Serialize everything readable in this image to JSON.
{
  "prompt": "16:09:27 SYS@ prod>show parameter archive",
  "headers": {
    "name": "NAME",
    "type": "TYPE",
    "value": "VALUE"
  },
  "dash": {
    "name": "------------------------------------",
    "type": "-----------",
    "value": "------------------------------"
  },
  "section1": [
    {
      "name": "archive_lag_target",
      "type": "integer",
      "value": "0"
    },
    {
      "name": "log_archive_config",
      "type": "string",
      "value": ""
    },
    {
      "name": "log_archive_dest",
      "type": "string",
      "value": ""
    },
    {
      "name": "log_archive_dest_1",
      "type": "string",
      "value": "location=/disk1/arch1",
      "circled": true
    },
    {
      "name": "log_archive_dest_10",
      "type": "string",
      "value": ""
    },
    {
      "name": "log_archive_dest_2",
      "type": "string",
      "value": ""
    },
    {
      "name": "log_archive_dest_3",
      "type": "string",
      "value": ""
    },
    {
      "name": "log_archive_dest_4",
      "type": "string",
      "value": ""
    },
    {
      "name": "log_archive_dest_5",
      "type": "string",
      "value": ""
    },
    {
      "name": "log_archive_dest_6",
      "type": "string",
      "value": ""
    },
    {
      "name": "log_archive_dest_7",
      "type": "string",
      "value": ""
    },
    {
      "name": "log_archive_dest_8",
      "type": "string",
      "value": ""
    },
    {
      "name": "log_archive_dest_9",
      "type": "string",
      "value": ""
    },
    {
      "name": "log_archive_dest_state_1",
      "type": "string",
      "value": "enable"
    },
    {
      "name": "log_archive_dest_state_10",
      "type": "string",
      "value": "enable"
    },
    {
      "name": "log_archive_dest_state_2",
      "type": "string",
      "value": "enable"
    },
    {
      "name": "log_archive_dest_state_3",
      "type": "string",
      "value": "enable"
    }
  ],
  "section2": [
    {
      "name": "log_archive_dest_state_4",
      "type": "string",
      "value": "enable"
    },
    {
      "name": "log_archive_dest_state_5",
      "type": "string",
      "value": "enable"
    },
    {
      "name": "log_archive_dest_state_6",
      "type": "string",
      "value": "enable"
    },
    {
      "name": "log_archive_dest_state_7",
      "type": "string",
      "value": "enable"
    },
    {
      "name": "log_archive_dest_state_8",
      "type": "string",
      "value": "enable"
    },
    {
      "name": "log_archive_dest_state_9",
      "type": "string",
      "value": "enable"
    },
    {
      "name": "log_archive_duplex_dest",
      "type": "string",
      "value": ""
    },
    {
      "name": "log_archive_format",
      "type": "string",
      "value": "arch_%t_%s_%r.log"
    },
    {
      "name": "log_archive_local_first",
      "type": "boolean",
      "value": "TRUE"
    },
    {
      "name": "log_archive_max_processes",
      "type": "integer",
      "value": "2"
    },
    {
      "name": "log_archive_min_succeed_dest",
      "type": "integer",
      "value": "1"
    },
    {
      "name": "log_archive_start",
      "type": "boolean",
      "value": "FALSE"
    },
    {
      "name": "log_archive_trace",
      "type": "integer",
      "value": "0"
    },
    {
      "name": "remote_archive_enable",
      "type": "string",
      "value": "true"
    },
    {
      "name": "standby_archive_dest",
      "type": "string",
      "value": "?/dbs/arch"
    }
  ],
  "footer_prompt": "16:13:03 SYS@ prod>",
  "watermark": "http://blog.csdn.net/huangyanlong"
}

Problem to work on
Select the lines from the entries that include the word "prod".

Answer for this exercise
  "prompt": "16:09:27 SYS@ prod>show parameter archive",
  "footer_prompt": "16:13:03 SYS@ prod>",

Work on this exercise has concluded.